• [Written request] Print the entries in full, word for word, but not the pictures.

Data entries for graphics:
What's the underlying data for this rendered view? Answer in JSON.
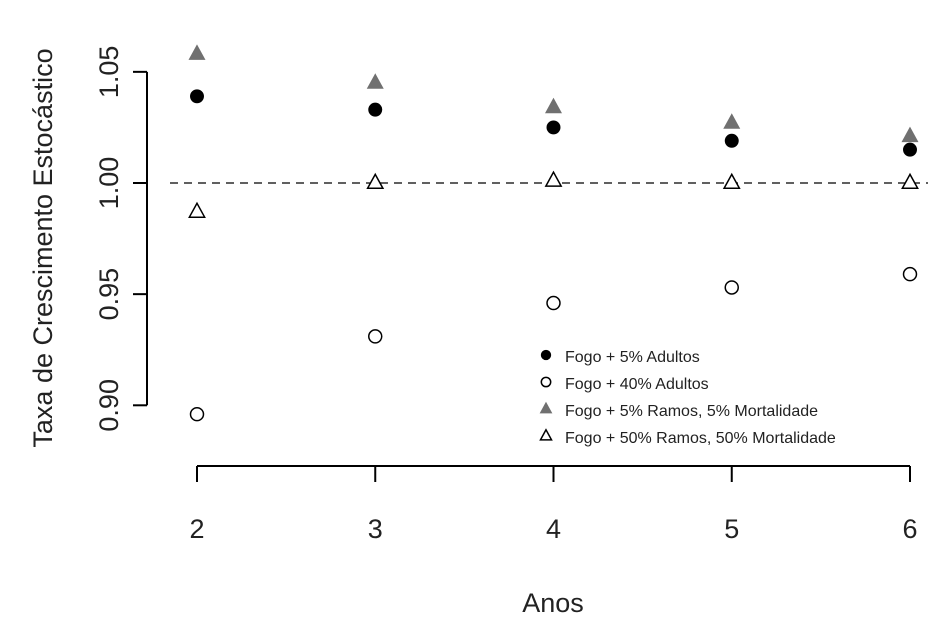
{
  "chart_data": {
    "type": "scatter",
    "title": "",
    "xlabel": "Anos",
    "ylabel": "Taxa de Crescimento Estocástico",
    "x": [
      2,
      3,
      4,
      5,
      6
    ],
    "x_tick_labels": [
      "2",
      "3",
      "4",
      "5",
      "6"
    ],
    "y_tick_values": [
      0.9,
      0.95,
      1.0,
      1.05
    ],
    "y_tick_labels": [
      "0.90",
      "0.95",
      "1.00",
      "1.05"
    ],
    "xlim": [
      2,
      6
    ],
    "ylim": [
      0.875,
      1.063
    ],
    "reference_line": {
      "y": 1.0,
      "style": "dashed"
    },
    "grid": false,
    "legend_position": "bottom-right",
    "series": [
      {
        "name": "Fogo + 5% Adultos",
        "marker": "filled-circle",
        "color": "#000000",
        "values": [
          1.039,
          1.033,
          1.025,
          1.019,
          1.015
        ]
      },
      {
        "name": "Fogo + 40% Adultos",
        "marker": "open-circle",
        "color": "#000000",
        "values": [
          0.896,
          0.931,
          0.946,
          0.953,
          0.959
        ]
      },
      {
        "name": "Fogo + 5% Ramos, 5% Mortalidade",
        "marker": "filled-triangle",
        "color": "#707070",
        "values": [
          1.058,
          1.045,
          1.034,
          1.027,
          1.021
        ]
      },
      {
        "name": "Fogo + 50% Ramos, 50% Mortalidade",
        "marker": "open-triangle",
        "color": "#000000",
        "values": [
          0.987,
          1.0,
          1.001,
          1.0,
          1.0
        ]
      }
    ]
  }
}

• [Expected answer]
What's the underlying data for this rendered view? Answer in JSON.
{
  "chart_data": {
    "type": "scatter",
    "title": "",
    "xlabel": "Anos",
    "ylabel": "Taxa de Crescimento Estocástico",
    "x": [
      2,
      3,
      4,
      5,
      6
    ],
    "x_tick_labels": [
      "2",
      "3",
      "4",
      "5",
      "6"
    ],
    "y_tick_values": [
      0.9,
      0.95,
      1.0,
      1.05
    ],
    "y_tick_labels": [
      "0.90",
      "0.95",
      "1.00",
      "1.05"
    ],
    "xlim": [
      2,
      6
    ],
    "ylim": [
      0.875,
      1.063
    ],
    "reference_line": {
      "y": 1.0,
      "style": "dashed"
    },
    "grid": false,
    "legend_position": "bottom-right",
    "series": [
      {
        "name": "Fogo + 5% Adultos",
        "marker": "filled-circle",
        "color": "#000000",
        "values": [
          1.039,
          1.033,
          1.025,
          1.019,
          1.015
        ]
      },
      {
        "name": "Fogo + 40% Adultos",
        "marker": "open-circle",
        "color": "#000000",
        "values": [
          0.896,
          0.931,
          0.946,
          0.953,
          0.959
        ]
      },
      {
        "name": "Fogo + 5% Ramos, 5% Mortalidade",
        "marker": "filled-triangle",
        "color": "#707070",
        "values": [
          1.058,
          1.045,
          1.034,
          1.027,
          1.021
        ]
      },
      {
        "name": "Fogo + 50% Ramos, 50% Mortalidade",
        "marker": "open-triangle",
        "color": "#000000",
        "values": [
          0.987,
          1.0,
          1.001,
          1.0,
          1.0
        ]
      }
    ]
  }
}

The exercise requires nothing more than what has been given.